#### Written task:
Copy the data precisely, keeping every character.

#### Extracted information:

++++++

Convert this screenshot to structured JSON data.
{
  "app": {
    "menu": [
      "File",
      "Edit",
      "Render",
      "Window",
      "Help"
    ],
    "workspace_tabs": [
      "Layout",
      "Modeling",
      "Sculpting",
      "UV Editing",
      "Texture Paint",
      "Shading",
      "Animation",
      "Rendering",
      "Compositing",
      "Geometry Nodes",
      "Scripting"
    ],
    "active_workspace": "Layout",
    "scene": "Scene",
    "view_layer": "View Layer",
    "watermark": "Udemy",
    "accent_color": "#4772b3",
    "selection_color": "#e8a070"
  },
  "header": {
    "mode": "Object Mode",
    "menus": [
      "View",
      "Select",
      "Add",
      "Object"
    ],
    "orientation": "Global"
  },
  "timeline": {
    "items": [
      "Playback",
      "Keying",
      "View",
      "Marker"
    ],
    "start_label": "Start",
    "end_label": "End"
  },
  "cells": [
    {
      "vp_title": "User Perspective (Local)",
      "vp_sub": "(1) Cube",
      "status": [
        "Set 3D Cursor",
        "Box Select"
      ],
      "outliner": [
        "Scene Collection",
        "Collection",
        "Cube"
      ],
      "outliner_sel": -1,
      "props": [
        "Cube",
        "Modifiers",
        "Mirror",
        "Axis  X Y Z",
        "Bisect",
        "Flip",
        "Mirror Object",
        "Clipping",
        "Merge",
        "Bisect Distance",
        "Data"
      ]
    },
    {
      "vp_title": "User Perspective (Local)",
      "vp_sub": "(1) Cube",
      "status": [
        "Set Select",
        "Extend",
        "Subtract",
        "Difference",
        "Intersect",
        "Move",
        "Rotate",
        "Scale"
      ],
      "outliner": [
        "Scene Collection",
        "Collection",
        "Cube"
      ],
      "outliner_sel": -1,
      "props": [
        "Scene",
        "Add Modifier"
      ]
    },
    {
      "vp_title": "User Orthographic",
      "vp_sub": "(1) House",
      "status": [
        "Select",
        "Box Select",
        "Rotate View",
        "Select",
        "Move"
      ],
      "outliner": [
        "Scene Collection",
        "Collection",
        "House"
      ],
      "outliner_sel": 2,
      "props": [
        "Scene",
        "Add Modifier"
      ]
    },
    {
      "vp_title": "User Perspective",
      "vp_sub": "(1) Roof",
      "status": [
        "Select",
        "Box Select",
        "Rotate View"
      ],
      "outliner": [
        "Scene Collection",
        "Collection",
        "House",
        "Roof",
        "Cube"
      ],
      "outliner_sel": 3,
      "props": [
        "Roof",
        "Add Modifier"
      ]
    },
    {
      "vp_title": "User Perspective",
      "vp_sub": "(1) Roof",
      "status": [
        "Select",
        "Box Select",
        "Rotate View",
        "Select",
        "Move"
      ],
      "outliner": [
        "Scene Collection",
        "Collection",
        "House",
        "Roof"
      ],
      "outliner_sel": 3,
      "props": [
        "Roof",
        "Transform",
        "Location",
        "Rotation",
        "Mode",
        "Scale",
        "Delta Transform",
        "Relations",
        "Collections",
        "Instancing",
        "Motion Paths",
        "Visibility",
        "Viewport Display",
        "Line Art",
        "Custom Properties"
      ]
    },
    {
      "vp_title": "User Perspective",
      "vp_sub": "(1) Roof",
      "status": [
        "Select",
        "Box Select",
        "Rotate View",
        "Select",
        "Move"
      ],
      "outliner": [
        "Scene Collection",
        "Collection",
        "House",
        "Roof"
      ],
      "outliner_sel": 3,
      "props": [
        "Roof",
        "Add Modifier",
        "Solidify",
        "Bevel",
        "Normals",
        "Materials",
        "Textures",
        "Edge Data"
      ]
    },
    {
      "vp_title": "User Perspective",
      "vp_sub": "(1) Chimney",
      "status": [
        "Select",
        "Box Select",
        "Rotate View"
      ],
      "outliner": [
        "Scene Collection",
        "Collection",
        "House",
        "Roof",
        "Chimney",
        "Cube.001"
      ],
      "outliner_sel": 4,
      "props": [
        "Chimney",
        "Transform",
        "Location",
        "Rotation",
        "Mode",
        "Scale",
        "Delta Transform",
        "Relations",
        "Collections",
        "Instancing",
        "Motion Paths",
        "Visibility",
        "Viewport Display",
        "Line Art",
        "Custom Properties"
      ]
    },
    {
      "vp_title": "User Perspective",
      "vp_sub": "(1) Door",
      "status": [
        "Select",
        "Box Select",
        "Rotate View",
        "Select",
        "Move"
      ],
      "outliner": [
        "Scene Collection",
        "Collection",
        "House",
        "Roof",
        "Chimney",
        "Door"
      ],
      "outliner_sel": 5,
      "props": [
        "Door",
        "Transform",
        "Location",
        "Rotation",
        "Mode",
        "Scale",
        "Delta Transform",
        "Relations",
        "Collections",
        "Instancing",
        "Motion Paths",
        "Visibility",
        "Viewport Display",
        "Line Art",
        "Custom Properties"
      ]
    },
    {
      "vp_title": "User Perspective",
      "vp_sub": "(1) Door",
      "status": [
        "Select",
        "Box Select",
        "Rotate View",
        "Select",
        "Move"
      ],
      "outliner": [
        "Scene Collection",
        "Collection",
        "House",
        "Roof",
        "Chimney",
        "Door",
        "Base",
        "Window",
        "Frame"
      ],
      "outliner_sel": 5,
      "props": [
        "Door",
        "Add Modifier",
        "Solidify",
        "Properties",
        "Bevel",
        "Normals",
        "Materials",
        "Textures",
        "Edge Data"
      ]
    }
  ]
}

++++++

#### Full solution:
Convert this screenshot to structured JSON data.
{
  "app": {
    "menu": [
      "File",
      "Edit",
      "Render",
      "Window",
      "Help"
    ],
    "workspace_tabs": [
      "Layout",
      "Modeling",
      "Sculpting",
      "UV Editing",
      "Texture Paint",
      "Shading",
      "Animation",
      "Rendering",
      "Compositing",
      "Geometry Nodes",
      "Scripting"
    ],
    "active_workspace": "Layout",
    "scene": "Scene",
    "view_layer": "View Layer",
    "watermark": "Udemy",
    "accent_color": "#4772b3",
    "selection_color": "#e8a070"
  },
  "header": {
    "mode": "Object Mode",
    "menus": [
      "View",
      "Select",
      "Add",
      "Object"
    ],
    "orientation": "Global"
  },
  "timeline": {
    "items": [
      "Playback",
      "Keying",
      "View",
      "Marker"
    ],
    "start_label": "Start",
    "end_label": "End"
  },
  "cells": [
    {
      "vp_title": "User Perspective (Local)",
      "vp_sub": "(1) Cube",
      "status": [
        "Set 3D Cursor",
        "Box Select"
      ],
      "outliner": [
        "Scene Collection",
        "Collection",
        "Cube"
      ],
      "outliner_sel": -1,
      "props": [
        "Cube",
        "Modifiers",
        "Mirror",
        "Axis  X Y Z",
        "Bisect",
        "Flip",
        "Mirror Object",
        "Clipping",
        "Merge",
        "Bisect Distance",
        "Data"
      ]
    },
    {
      "vp_title": "User Perspective (Local)",
      "vp_sub": "(1) Cube",
      "status": [
        "Set Select",
        "Extend",
        "Subtract",
        "Difference",
        "Intersect",
        "Move",
        "Rotate",
        "Scale"
      ],
      "outliner": [
        "Scene Collection",
        "Collection",
        "Cube"
      ],
      "outliner_sel": -1,
      "props": [
        "Scene",
        "Add Modifier"
      ]
    },
    {
      "vp_title": "User Orthographic",
      "vp_sub": "(1) House",
      "status": [
        "Select",
        "Box Select",
        "Rotate View",
        "Select",
        "Move"
      ],
      "outliner": [
        "Scene Collection",
        "Collection",
        "House"
      ],
      "outliner_sel": 2,
      "props": [
        "Scene",
        "Add Modifier"
      ]
    },
    {
      "vp_title": "User Perspective",
      "vp_sub": "(1) Roof",
      "status": [
        "Select",
        "Box Select",
        "Rotate View"
      ],
      "outliner": [
        "Scene Collection",
        "Collection",
        "House",
        "Roof",
        "Cube"
      ],
      "outliner_sel": 3,
      "props": [
        "Roof",
        "Add Modifier"
      ]
    },
    {
      "vp_title": "User Perspective",
      "vp_sub": "(1) Roof",
      "status": [
        "Select",
        "Box Select",
        "Rotate View",
        "Select",
        "Move"
      ],
      "outliner": [
        "Scene Collection",
        "Collection",
        "House",
        "Roof"
      ],
      "outliner_sel": 3,
      "props": [
        "Roof",
        "Transform",
        "Location",
        "Rotation",
        "Mode",
        "Scale",
        "Delta Transform",
        "Relations",
        "Collections",
        "Instancing",
        "Motion Paths",
        "Visibility",
        "Viewport Display",
        "Line Art",
        "Custom Properties"
      ]
    },
    {
      "vp_title": "User Perspective",
      "vp_sub": "(1) Roof",
      "status": [
        "Select",
        "Box Select",
        "Rotate View",
        "Select",
        "Move"
      ],
      "outliner": [
        "Scene Collection",
        "Collection",
        "House",
        "Roof"
      ],
      "outliner_sel": 3,
      "props": [
        "Roof",
        "Add Modifier",
        "Solidify",
        "Bevel",
        "Normals",
        "Materials",
        "Textures",
        "Edge Data"
      ]
    },
    {
      "vp_title": "User Perspective",
      "vp_sub": "(1) Chimney",
      "status": [
        "Select",
        "Box Select",
        "Rotate View"
      ],
      "outliner": [
        "Scene Collection",
        "Collection",
        "House",
        "Roof",
        "Chimney",
        "Cube.001"
      ],
      "outliner_sel": 4,
      "props": [
        "Chimney",
        "Transform",
        "Location",
        "Rotation",
        "Mode",
        "Scale",
        "Delta Transform",
        "Relations",
        "Collections",
        "Instancing",
        "Motion Paths",
        "Visibility",
        "Viewport Display",
        "Line Art",
        "Custom Properties"
      ]
    },
    {
      "vp_title": "User Perspective",
      "vp_sub": "(1) Door",
      "status": [
        "Select",
        "Box Select",
        "Rotate View",
        "Select",
        "Move"
      ],
      "outliner": [
        "Scene Collection",
        "Collection",
        "House",
        "Roof",
        "Chimney",
        "Door"
      ],
      "outliner_sel": 5,
      "props": [
        "Door",
        "Transform",
        "Location",
        "Rotation",
        "Mode",
        "Scale",
        "Delta Transform",
        "Relations",
        "Collections",
        "Instancing",
        "Motion Paths",
        "Visibility",
        "Viewport Display",
        "Line Art",
        "Custom Properties"
      ]
    },
    {
      "vp_title": "User Perspective",
      "vp_sub": "(1) Door",
      "status": [
        "Select",
        "Box Select",
        "Rotate View",
        "Select",
        "Move"
      ],
      "outliner": [
        "Scene Collection",
        "Collection",
        "House",
        "Roof",
        "Chimney",
        "Door",
        "Base",
        "Window",
        "Frame"
      ],
      "outliner_sel": 5,
      "props": [
        "Door",
        "Add Modifier",
        "Solidify",
        "Properties",
        "Bevel",
        "Normals",
        "Materials",
        "Textures",
        "Edge Data"
      ]
    }
  ]
}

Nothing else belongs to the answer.